Transcribe the material in full. Nothing should differ except that the pictures are left out.
"""
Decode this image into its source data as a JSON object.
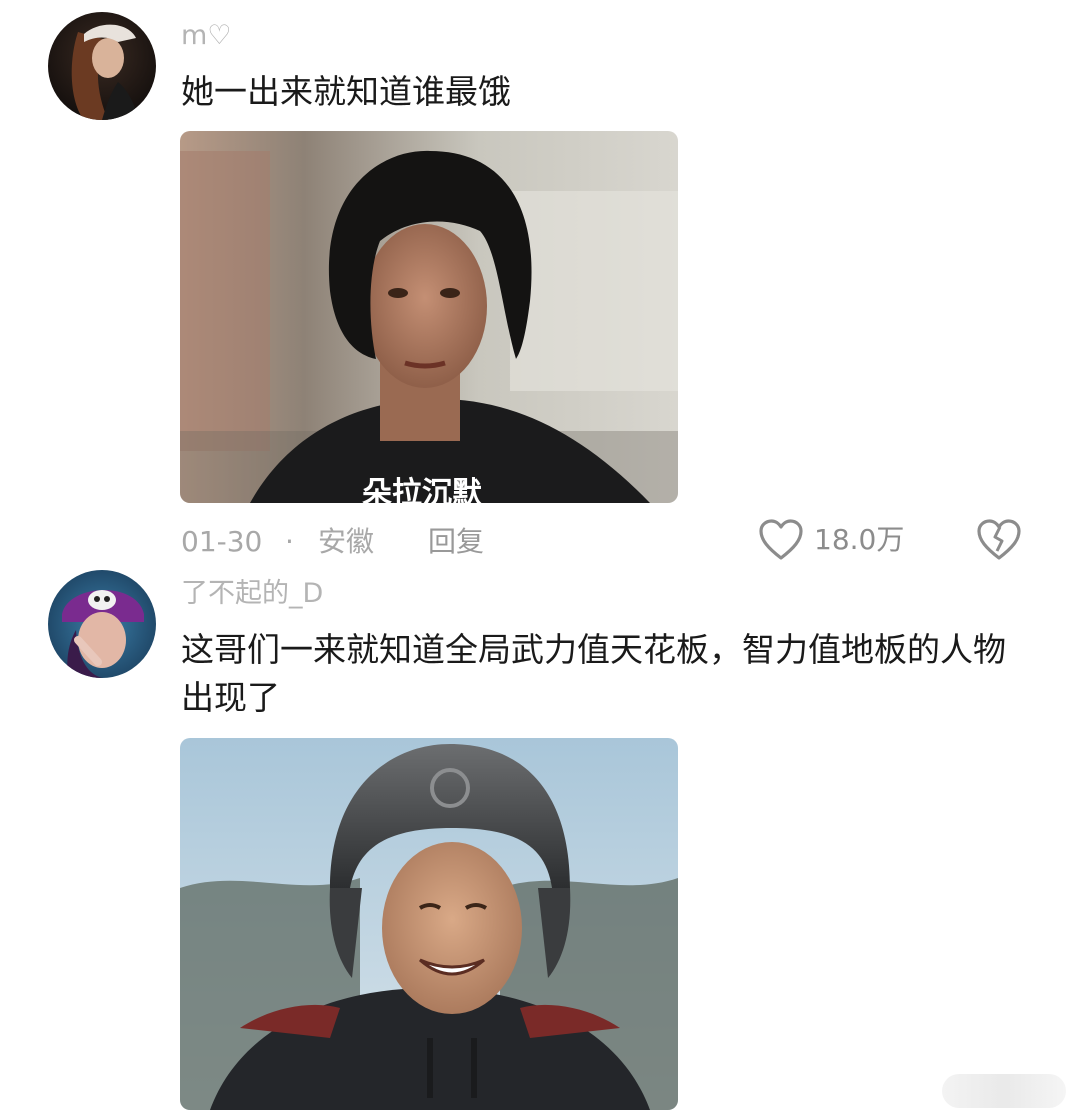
{
  "comments": [
    {
      "username": "m♡",
      "text": "她一出来就知道谁最饿",
      "image_caption": "朵拉沉默",
      "meta": {
        "date": "01-30",
        "separator": "·",
        "location": "安徽",
        "reply_label": "回复"
      },
      "likes": "18.0万"
    },
    {
      "username": "了不起的_D",
      "text": "这哥们一来就知道全局武力值天花板，智力值地板的人物出现了"
    }
  ],
  "icons": {
    "like": "heart-outline-icon",
    "dislike": "broken-heart-icon"
  },
  "colors": {
    "meta_text": "#a8a8a8",
    "username": "#b4b4b4",
    "body_text": "#1a1a1a"
  }
}
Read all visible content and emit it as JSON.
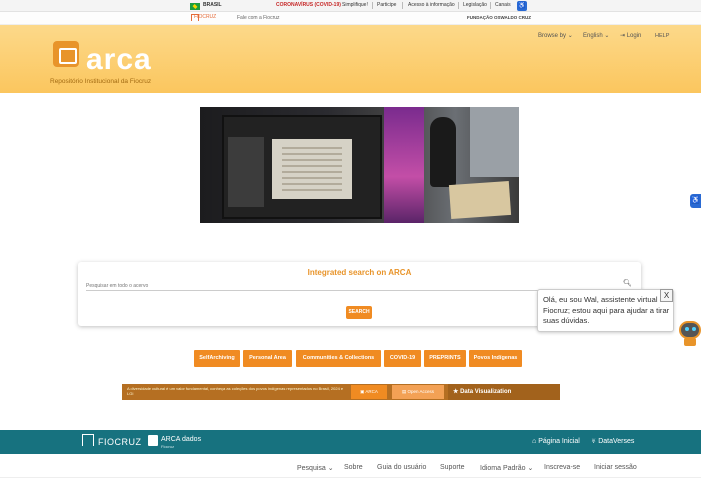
{
  "gov_bar": {
    "country": "BRASIL",
    "covid": "CORONAVÍRUS (COVID-19)",
    "links": [
      "Simplifique!",
      "Participe",
      "Acesso à informação",
      "Legislação",
      "Canais"
    ]
  },
  "fiocruz_bar": {
    "logo": "FIOCRUZ",
    "talk": "Fale com a Fiocruz",
    "foundation": "FUNDAÇÃO OSWALDO CRUZ"
  },
  "header": {
    "logo_text": "arca",
    "subtitle": "Repositório Institucional da Fiocruz",
    "browse": "Browse by",
    "language": "English",
    "login": "Login",
    "help": "HELP"
  },
  "search": {
    "title": "Integrated search on ARCA",
    "placeholder": "Pesquisar em todo o acervo",
    "button": "SEARCH"
  },
  "chatbot": {
    "message": "Olá, eu sou Wal, assistente virtual da Fiocruz; estou aqui para ajudar a tirar suas dúvidas.",
    "close": "X"
  },
  "quick_links": [
    "SelfArchiving",
    "Personal Area",
    "Communities & Collections",
    "COVID-19",
    "PREPRINTS",
    "Povos Indígenas"
  ],
  "banner": {
    "text": "A diversidade cultural é um valor fundamental, conheça as coleções dos povos indígenas representados no Brasil, 2024 e LGI",
    "btn_arca": "ARCA",
    "btn_open": "Open Access",
    "btn_dataviz": "Data Visualization"
  },
  "dataverse_bar": {
    "fiocruz": "FIOCRUZ",
    "arca_dados": "ARCA dados",
    "arca_sub": "Fiocruz",
    "home": "Página Inicial",
    "dataverses": "DataVerses"
  },
  "bottom_nav": [
    "Pesquisa",
    "Sobre",
    "Guia do usuário",
    "Suporte",
    "Idioma Padrão",
    "Inscreva-se",
    "Iniciar sessão"
  ],
  "colors": {
    "orange": "#f08b22",
    "header_gold": "#fbc65e",
    "teal": "#17727f"
  }
}
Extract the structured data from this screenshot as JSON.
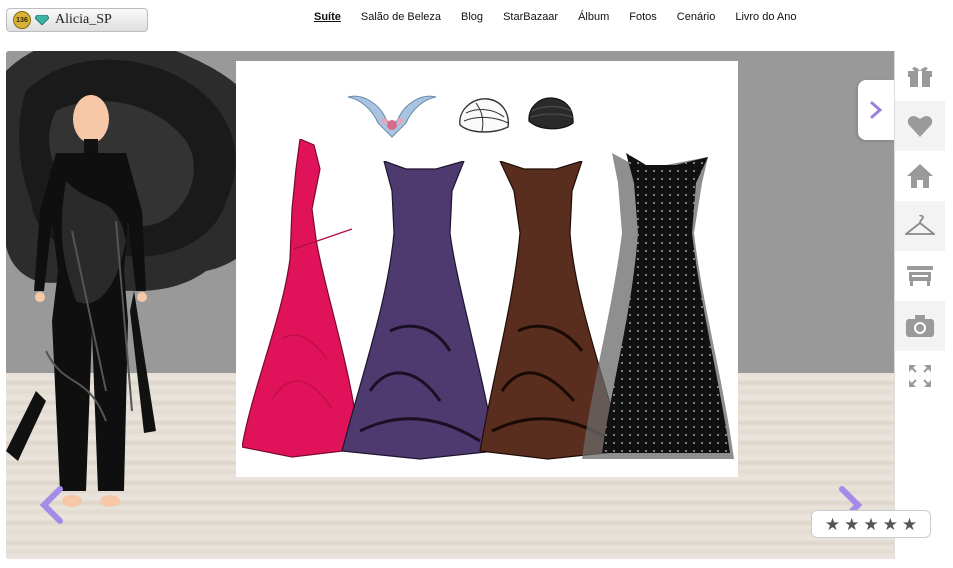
{
  "user": {
    "level": "136",
    "name": "Alicia_SP"
  },
  "nav": {
    "items": [
      "Suíte",
      "Salão de Beleza",
      "Blog",
      "StarBazaar",
      "Álbum",
      "Fotos",
      "Cenário",
      "Livro do Ano"
    ],
    "active": "Suíte"
  },
  "sidebar": {
    "icons": [
      "gift-icon",
      "heart-icon",
      "home-icon",
      "hanger-icon",
      "shop-icon",
      "camera-icon",
      "fullscreen-icon"
    ]
  },
  "rating": {
    "stars": 5,
    "star_char": "★"
  },
  "colors": {
    "accent": "#9b7fe0",
    "gown_pink": "#e0135a",
    "gown_purple": "#4e3a6e",
    "gown_brown": "#5a2e1e",
    "gown_black": "#111111"
  }
}
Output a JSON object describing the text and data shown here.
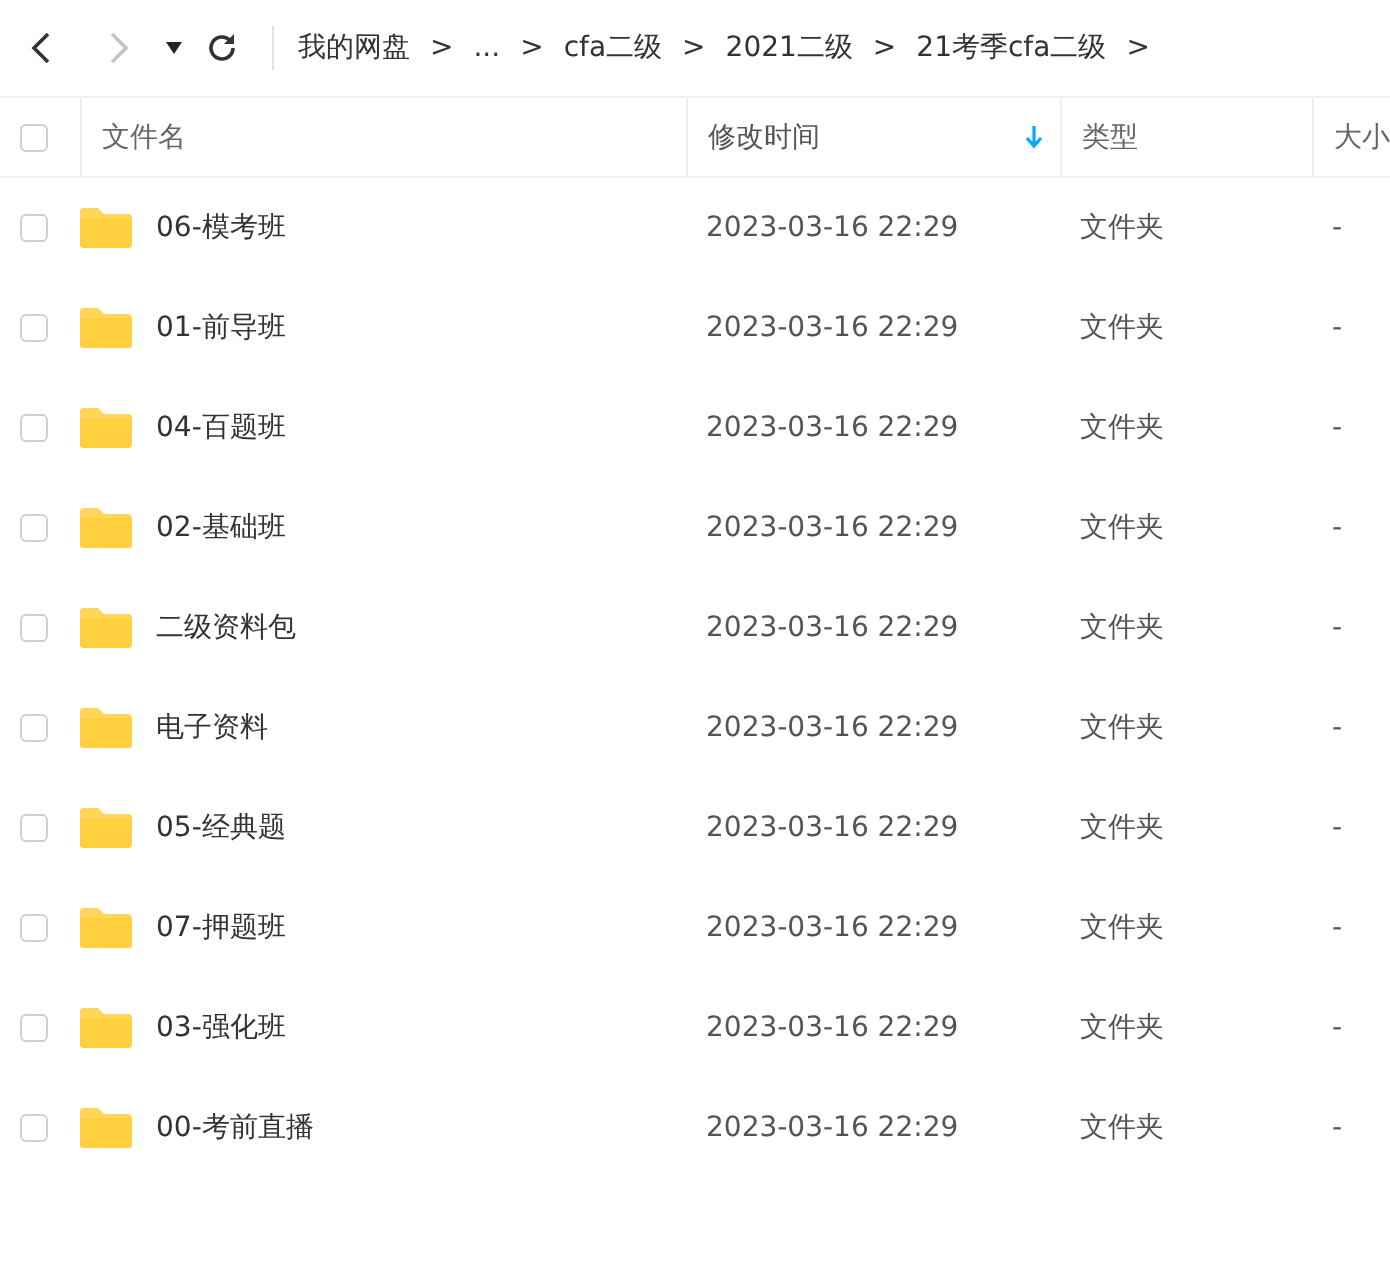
{
  "toolbar": {
    "back_disabled": false,
    "forward_disabled": true,
    "separator": ">",
    "breadcrumbs": [
      "我的网盘",
      "...",
      "cfa二级",
      "2021二级",
      "21考季cfa二级"
    ]
  },
  "table": {
    "select_all_checked": false,
    "columns": [
      {
        "label": "文件名",
        "sorted": false
      },
      {
        "label": "修改时间",
        "sorted": true
      },
      {
        "label": "类型",
        "sorted": false
      },
      {
        "label": "大小",
        "sorted": false
      }
    ],
    "rows": [
      {
        "name": "06-模考班",
        "modified": "2023-03-16 22:29",
        "type": "文件夹",
        "size": "-",
        "checked": false
      },
      {
        "name": "01-前导班",
        "modified": "2023-03-16 22:29",
        "type": "文件夹",
        "size": "-",
        "checked": false
      },
      {
        "name": "04-百题班",
        "modified": "2023-03-16 22:29",
        "type": "文件夹",
        "size": "-",
        "checked": false
      },
      {
        "name": "02-基础班",
        "modified": "2023-03-16 22:29",
        "type": "文件夹",
        "size": "-",
        "checked": false
      },
      {
        "name": "二级资料包",
        "modified": "2023-03-16 22:29",
        "type": "文件夹",
        "size": "-",
        "checked": false
      },
      {
        "name": "电子资料",
        "modified": "2023-03-16 22:29",
        "type": "文件夹",
        "size": "-",
        "checked": false
      },
      {
        "name": "05-经典题",
        "modified": "2023-03-16 22:29",
        "type": "文件夹",
        "size": "-",
        "checked": false
      },
      {
        "name": "07-押题班",
        "modified": "2023-03-16 22:29",
        "type": "文件夹",
        "size": "-",
        "checked": false
      },
      {
        "name": "03-强化班",
        "modified": "2023-03-16 22:29",
        "type": "文件夹",
        "size": "-",
        "checked": false
      },
      {
        "name": "00-考前直播",
        "modified": "2023-03-16 22:29",
        "type": "文件夹",
        "size": "-",
        "checked": false
      }
    ]
  }
}
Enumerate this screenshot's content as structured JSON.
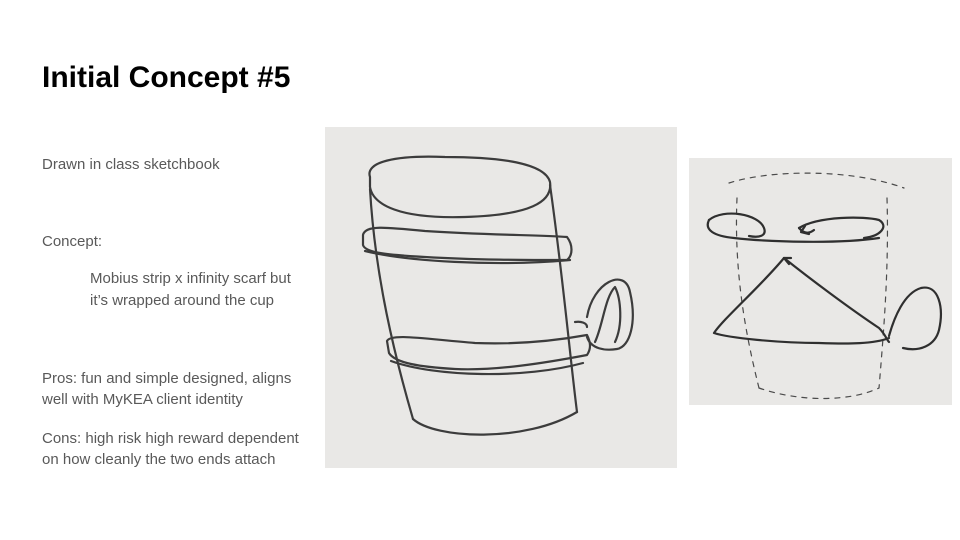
{
  "slide": {
    "title": "Initial Concept #5",
    "drawn_note": "Drawn in class sketchbook",
    "concept_heading": "Concept:",
    "concept_line1": "Mobius strip x infinity scarf but",
    "concept_line2": "it’s wrapped around the cup",
    "pros_line1": "Pros: fun and simple designed, aligns",
    "pros_line2": "well with MyKEA client identity",
    "cons_line1": "Cons: high risk high reward dependent",
    "cons_line2": "on how cleanly the two ends attach"
  },
  "colors": {
    "paper": "#e9e8e6",
    "pencil": "#3c3c3c",
    "body_text": "#595959",
    "title_text": "#000000"
  }
}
"""
(WORKED ANSWER)
Decode this image into its source data as a JSON object.
{
  "comments": [
    {
      "username": "m♡",
      "text": "她一出来就知道谁最饿",
      "image_caption": "朵拉沉默",
      "meta": {
        "date": "01-30",
        "separator": "·",
        "location": "安徽",
        "reply_label": "回复"
      },
      "likes": "18.0万"
    },
    {
      "username": "了不起的_D",
      "text": "这哥们一来就知道全局武力值天花板，智力值地板的人物出现了"
    }
  ],
  "icons": {
    "like": "heart-outline-icon",
    "dislike": "broken-heart-icon"
  },
  "colors": {
    "meta_text": "#a8a8a8",
    "username": "#b4b4b4",
    "body_text": "#1a1a1a"
  }
}
Read all visible content and emit it as JSON.
{
  "gov_bar": {
    "country": "BRASIL",
    "covid": "CORONAVÍRUS (COVID-19)",
    "links": [
      "Simplifique!",
      "Participe",
      "Acesso à informação",
      "Legislação",
      "Canais"
    ]
  },
  "fiocruz_bar": {
    "logo": "FIOCRUZ",
    "talk": "Fale com a Fiocruz",
    "foundation": "FUNDAÇÃO OSWALDO CRUZ"
  },
  "header": {
    "logo_text": "arca",
    "subtitle": "Repositório Institucional da Fiocruz",
    "browse": "Browse by",
    "language": "English",
    "login": "Login",
    "help": "HELP"
  },
  "search": {
    "title": "Integrated search on ARCA",
    "placeholder": "Pesquisar em todo o acervo",
    "button": "SEARCH"
  },
  "chatbot": {
    "message": "Olá, eu sou Wal, assistente virtual da Fiocruz; estou aqui para ajudar a tirar suas dúvidas.",
    "close": "X"
  },
  "quick_links": [
    "SelfArchiving",
    "Personal Area",
    "Communities & Collections",
    "COVID-19",
    "PREPRINTS",
    "Povos Indígenas"
  ],
  "banner": {
    "text": "A diversidade cultural é um valor fundamental, conheça as coleções dos povos indígenas representados no Brasil, 2024 e LGI",
    "btn_arca": "ARCA",
    "btn_open": "Open Access",
    "btn_dataviz": "Data Visualization"
  },
  "dataverse_bar": {
    "fiocruz": "FIOCRUZ",
    "arca_dados": "ARCA dados",
    "arca_sub": "Fiocruz",
    "home": "Página Inicial",
    "dataverses": "DataVerses"
  },
  "bottom_nav": [
    "Pesquisa",
    "Sobre",
    "Guia do usuário",
    "Suporte",
    "Idioma Padrão",
    "Inscreva-se",
    "Iniciar sessão"
  ],
  "colors": {
    "orange": "#f08b22",
    "header_gold": "#fbc65e",
    "teal": "#17727f"
  }
}
Extract the structured data from this screenshot as JSON.
{
  "user": {
    "level": "136",
    "name": "Alicia_SP"
  },
  "nav": {
    "items": [
      "Suíte",
      "Salão de Beleza",
      "Blog",
      "StarBazaar",
      "Álbum",
      "Fotos",
      "Cenário",
      "Livro do Ano"
    ],
    "active": "Suíte"
  },
  "sidebar": {
    "icons": [
      "gift-icon",
      "heart-icon",
      "home-icon",
      "hanger-icon",
      "shop-icon",
      "camera-icon",
      "fullscreen-icon"
    ]
  },
  "rating": {
    "stars": 5,
    "star_char": "★"
  },
  "colors": {
    "accent": "#9b7fe0",
    "gown_pink": "#e0135a",
    "gown_purple": "#4e3a6e",
    "gown_brown": "#5a2e1e",
    "gown_black": "#111111"
  }
}
Output a JSON object describing the text and data shown here.
{
  "toolbar": {
    "back_disabled": false,
    "forward_disabled": true,
    "separator": ">",
    "breadcrumbs": [
      "我的网盘",
      "...",
      "cfa二级",
      "2021二级",
      "21考季cfa二级"
    ]
  },
  "table": {
    "select_all_checked": false,
    "columns": [
      {
        "label": "文件名",
        "sorted": false
      },
      {
        "label": "修改时间",
        "sorted": true
      },
      {
        "label": "类型",
        "sorted": false
      },
      {
        "label": "大小",
        "sorted": false
      }
    ],
    "rows": [
      {
        "name": "06-模考班",
        "modified": "2023-03-16 22:29",
        "type": "文件夹",
        "size": "-",
        "checked": false
      },
      {
        "name": "01-前导班",
        "modified": "2023-03-16 22:29",
        "type": "文件夹",
        "size": "-",
        "checked": false
      },
      {
        "name": "04-百题班",
        "modified": "2023-03-16 22:29",
        "type": "文件夹",
        "size": "-",
        "checked": false
      },
      {
        "name": "02-基础班",
        "modified": "2023-03-16 22:29",
        "type": "文件夹",
        "size": "-",
        "checked": false
      },
      {
        "name": "二级资料包",
        "modified": "2023-03-16 22:29",
        "type": "文件夹",
        "size": "-",
        "checked": false
      },
      {
        "name": "电子资料",
        "modified": "2023-03-16 22:29",
        "type": "文件夹",
        "size": "-",
        "checked": false
      },
      {
        "name": "05-经典题",
        "modified": "2023-03-16 22:29",
        "type": "文件夹",
        "size": "-",
        "checked": false
      },
      {
        "name": "07-押题班",
        "modified": "2023-03-16 22:29",
        "type": "文件夹",
        "size": "-",
        "checked": false
      },
      {
        "name": "03-强化班",
        "modified": "2023-03-16 22:29",
        "type": "文件夹",
        "size": "-",
        "checked": false
      },
      {
        "name": "00-考前直播",
        "modified": "2023-03-16 22:29",
        "type": "文件夹",
        "size": "-",
        "checked": false
      }
    ]
  }
}
Enumerate this screenshot's content as structured JSON.
{
  "slide": {
    "title": "Initial Concept #5",
    "drawn_note": "Drawn in class sketchbook",
    "concept_heading": "Concept:",
    "concept_line1": "Mobius strip x infinity scarf but",
    "concept_line2": "it’s wrapped around the cup",
    "pros_line1": "Pros: fun and simple designed, aligns",
    "pros_line2": "well with MyKEA client identity",
    "cons_line1": "Cons: high risk high reward dependent",
    "cons_line2": "on how cleanly the two ends attach"
  },
  "colors": {
    "paper": "#e9e8e6",
    "pencil": "#3c3c3c",
    "body_text": "#595959",
    "title_text": "#000000"
  }
}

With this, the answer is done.